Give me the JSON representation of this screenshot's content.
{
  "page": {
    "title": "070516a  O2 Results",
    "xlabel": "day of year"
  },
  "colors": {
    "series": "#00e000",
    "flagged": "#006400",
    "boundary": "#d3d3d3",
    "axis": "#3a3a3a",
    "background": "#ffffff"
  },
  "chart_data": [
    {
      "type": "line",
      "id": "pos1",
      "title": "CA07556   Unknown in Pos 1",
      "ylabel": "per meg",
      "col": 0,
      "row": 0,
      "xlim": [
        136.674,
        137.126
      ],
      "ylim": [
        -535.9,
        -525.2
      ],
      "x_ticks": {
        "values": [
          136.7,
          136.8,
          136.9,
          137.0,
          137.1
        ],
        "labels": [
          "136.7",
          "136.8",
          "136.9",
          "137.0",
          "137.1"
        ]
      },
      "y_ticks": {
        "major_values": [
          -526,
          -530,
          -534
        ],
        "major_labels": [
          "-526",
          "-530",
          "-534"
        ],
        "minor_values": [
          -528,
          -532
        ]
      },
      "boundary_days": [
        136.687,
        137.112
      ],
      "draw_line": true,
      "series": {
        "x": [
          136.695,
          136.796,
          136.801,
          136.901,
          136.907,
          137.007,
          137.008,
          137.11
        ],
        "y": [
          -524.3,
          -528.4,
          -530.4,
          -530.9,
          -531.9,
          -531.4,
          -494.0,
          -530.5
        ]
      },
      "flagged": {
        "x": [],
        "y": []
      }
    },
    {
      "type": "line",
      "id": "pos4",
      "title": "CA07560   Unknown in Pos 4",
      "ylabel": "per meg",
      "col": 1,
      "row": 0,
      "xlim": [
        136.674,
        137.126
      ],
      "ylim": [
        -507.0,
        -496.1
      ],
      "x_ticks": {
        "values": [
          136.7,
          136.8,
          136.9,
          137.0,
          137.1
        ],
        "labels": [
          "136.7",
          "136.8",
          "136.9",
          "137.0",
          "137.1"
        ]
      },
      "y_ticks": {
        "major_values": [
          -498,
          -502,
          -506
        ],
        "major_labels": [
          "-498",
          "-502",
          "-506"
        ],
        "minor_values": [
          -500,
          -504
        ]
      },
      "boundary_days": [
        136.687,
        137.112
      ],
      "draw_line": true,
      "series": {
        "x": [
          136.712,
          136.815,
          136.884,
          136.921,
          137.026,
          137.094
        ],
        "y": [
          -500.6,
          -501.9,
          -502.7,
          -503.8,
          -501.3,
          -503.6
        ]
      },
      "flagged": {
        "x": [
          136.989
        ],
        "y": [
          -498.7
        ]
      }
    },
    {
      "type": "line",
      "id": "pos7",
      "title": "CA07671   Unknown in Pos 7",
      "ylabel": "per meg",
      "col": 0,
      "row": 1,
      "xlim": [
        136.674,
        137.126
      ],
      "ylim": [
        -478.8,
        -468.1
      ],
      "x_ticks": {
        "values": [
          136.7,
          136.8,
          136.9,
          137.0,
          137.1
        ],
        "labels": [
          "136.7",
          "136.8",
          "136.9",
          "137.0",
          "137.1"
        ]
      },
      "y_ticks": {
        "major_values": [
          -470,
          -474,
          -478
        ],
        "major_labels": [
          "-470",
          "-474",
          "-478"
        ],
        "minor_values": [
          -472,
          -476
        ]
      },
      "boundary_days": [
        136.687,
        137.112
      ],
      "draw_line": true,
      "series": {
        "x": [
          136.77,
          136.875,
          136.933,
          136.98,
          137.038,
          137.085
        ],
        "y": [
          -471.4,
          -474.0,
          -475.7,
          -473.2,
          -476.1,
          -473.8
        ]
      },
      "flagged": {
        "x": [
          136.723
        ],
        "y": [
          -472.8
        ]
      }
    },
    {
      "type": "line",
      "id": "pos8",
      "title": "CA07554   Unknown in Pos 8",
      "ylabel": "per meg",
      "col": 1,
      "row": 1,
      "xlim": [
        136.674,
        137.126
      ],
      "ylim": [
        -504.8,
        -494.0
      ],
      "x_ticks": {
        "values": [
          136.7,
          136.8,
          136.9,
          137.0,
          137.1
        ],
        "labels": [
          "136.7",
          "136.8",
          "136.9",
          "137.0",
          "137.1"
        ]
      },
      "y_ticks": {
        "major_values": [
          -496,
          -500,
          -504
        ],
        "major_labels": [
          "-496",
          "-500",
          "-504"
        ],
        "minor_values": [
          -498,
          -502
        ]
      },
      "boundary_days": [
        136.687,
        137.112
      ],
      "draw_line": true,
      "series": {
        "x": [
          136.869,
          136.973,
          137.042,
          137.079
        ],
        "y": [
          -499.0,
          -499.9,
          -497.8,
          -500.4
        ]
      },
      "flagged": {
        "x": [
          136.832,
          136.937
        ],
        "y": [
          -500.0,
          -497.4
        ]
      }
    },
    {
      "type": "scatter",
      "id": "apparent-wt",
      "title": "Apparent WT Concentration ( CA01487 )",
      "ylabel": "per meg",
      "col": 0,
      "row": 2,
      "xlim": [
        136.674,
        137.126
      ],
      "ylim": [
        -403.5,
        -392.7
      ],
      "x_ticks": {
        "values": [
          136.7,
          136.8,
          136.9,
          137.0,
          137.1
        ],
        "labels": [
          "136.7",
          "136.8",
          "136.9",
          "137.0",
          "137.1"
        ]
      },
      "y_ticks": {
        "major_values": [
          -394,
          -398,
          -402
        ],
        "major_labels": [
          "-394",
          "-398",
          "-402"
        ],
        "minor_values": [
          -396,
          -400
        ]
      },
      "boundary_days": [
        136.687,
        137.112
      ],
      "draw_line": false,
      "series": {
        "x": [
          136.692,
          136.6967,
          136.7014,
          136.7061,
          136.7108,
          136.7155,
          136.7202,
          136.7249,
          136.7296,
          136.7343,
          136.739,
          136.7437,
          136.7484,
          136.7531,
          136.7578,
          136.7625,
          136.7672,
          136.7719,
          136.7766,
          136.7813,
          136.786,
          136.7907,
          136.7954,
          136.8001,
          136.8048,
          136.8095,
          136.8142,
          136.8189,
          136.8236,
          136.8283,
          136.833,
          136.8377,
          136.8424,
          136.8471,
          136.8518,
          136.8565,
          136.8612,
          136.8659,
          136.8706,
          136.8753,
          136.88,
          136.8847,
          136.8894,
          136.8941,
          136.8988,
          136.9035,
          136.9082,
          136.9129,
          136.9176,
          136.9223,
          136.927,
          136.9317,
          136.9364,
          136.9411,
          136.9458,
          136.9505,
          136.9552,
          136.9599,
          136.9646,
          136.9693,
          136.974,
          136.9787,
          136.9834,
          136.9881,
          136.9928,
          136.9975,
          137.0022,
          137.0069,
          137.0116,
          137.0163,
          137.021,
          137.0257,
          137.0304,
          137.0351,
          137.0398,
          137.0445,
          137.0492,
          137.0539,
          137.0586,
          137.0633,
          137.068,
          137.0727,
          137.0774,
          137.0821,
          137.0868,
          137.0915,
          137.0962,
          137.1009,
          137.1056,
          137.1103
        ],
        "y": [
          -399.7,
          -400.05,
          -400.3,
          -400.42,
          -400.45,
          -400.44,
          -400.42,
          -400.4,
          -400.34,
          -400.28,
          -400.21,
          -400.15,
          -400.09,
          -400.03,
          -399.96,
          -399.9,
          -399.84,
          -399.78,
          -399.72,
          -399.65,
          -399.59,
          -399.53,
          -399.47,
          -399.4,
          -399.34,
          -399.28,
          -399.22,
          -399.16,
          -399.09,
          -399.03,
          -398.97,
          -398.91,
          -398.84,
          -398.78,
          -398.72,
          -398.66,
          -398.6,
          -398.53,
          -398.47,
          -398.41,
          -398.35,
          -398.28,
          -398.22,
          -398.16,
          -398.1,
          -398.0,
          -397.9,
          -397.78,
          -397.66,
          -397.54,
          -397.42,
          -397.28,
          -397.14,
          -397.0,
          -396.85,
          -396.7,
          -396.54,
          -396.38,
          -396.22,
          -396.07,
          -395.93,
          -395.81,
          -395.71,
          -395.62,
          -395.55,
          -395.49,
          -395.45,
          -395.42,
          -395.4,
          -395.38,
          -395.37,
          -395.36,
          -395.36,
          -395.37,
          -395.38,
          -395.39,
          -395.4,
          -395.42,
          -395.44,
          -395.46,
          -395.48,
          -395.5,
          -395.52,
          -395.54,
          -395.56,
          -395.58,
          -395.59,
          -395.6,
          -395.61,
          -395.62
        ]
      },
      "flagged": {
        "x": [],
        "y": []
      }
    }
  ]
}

> To do
Say how many lines of the material contain the word "Unknown", with no other text.

> Result of this task
4